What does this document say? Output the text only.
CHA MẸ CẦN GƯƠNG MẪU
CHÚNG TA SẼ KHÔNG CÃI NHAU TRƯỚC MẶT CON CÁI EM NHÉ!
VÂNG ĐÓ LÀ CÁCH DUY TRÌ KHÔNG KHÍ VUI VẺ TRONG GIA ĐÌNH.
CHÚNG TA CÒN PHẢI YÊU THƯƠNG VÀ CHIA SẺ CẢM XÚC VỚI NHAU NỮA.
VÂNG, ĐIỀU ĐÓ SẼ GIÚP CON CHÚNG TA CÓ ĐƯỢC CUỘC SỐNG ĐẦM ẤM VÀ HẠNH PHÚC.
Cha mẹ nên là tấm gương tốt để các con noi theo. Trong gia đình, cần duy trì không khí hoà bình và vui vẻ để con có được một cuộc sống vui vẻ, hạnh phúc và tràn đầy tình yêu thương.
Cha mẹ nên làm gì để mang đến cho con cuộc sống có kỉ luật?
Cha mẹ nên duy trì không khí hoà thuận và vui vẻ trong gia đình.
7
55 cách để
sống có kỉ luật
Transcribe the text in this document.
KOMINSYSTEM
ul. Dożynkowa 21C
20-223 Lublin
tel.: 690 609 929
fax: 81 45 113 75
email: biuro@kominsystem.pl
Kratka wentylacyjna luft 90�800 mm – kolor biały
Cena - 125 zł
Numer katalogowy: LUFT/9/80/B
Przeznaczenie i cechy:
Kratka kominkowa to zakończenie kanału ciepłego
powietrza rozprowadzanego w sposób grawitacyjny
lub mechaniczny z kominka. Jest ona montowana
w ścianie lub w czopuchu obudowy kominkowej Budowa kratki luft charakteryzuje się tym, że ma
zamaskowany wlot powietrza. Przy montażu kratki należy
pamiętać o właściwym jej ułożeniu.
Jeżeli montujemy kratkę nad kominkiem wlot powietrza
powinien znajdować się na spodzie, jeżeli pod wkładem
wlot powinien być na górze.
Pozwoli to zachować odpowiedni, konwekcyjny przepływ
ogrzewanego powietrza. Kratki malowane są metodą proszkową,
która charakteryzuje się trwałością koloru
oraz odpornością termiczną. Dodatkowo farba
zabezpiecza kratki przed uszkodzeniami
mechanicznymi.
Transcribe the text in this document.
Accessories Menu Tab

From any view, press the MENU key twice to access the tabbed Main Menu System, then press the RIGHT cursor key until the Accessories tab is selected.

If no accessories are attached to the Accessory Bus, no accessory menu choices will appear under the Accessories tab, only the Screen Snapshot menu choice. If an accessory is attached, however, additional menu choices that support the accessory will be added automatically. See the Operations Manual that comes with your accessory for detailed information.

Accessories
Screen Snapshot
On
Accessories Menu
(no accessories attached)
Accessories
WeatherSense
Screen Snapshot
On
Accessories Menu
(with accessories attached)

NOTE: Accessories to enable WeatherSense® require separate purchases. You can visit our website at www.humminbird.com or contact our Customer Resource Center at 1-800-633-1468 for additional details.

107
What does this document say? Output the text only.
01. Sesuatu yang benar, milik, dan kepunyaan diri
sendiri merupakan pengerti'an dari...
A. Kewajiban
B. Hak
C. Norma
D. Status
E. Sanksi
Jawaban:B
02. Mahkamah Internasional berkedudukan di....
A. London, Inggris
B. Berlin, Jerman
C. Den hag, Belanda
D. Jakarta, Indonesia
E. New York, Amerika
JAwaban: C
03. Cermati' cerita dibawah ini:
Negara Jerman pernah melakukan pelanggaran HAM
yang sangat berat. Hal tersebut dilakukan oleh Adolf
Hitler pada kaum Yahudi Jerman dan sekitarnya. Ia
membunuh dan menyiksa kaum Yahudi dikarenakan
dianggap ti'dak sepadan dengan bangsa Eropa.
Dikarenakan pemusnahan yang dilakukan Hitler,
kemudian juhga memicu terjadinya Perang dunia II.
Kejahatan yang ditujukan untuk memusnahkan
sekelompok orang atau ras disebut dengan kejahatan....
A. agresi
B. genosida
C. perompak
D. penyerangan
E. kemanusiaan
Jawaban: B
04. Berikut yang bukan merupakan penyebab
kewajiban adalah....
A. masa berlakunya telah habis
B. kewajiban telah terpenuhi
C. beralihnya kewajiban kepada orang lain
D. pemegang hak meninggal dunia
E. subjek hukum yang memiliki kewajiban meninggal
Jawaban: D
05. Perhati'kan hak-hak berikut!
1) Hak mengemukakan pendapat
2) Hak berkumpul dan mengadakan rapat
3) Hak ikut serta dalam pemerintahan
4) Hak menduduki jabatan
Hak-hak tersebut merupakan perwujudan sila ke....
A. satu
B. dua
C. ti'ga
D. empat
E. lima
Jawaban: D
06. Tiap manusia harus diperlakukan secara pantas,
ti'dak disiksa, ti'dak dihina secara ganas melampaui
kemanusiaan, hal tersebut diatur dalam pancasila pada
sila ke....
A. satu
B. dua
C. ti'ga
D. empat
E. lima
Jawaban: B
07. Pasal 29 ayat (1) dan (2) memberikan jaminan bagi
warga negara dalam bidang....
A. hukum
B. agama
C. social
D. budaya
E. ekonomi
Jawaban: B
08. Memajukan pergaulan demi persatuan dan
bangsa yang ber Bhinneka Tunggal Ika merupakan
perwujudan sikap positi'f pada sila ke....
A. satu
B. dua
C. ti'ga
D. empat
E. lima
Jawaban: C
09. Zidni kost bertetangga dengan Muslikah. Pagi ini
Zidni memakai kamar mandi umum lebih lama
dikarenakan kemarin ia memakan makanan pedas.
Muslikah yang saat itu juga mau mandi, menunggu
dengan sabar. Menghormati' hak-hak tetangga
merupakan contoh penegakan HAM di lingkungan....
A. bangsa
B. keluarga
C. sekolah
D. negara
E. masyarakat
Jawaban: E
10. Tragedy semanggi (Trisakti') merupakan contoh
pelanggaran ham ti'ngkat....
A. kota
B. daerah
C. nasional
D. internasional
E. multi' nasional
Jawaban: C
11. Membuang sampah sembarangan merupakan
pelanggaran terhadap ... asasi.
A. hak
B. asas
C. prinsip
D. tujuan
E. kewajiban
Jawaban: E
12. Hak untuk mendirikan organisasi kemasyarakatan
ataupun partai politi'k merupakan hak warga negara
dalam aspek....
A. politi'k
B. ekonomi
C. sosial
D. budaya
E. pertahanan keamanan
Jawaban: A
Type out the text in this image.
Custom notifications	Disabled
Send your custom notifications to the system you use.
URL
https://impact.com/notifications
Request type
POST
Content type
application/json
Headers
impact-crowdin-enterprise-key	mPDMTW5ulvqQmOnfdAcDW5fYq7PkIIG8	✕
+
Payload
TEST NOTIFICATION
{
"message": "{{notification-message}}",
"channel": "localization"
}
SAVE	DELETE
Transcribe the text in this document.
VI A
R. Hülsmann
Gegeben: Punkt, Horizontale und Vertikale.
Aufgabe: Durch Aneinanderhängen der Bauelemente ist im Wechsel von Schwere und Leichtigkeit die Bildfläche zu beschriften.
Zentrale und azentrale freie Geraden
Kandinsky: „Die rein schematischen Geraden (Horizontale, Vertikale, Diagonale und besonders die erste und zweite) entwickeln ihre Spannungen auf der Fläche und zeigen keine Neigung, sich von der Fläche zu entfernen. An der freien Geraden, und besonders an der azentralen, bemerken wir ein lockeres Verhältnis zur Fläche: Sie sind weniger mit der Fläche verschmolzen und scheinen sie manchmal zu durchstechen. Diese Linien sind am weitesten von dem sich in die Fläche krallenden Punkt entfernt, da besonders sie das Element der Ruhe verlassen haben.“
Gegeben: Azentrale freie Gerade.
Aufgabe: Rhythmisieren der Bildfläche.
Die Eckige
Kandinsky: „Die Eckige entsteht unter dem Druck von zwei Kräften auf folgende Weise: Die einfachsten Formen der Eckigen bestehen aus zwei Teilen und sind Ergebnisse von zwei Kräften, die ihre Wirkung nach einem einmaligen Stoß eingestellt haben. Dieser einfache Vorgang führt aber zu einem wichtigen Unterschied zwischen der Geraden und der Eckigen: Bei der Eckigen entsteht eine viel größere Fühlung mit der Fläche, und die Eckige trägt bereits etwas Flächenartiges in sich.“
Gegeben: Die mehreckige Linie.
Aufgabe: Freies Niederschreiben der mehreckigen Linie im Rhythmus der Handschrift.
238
────────────────────
## Request
Which lines contain "WeatherSense"? Copy each of them out.

## Expected answer
WeatherSense
NOTE: Accessories to enable WeatherSense® require separate purchases. You can visit our website at www.humminbird.com or contact our Customer Resource Center at 1-800-633-1468 for additional details.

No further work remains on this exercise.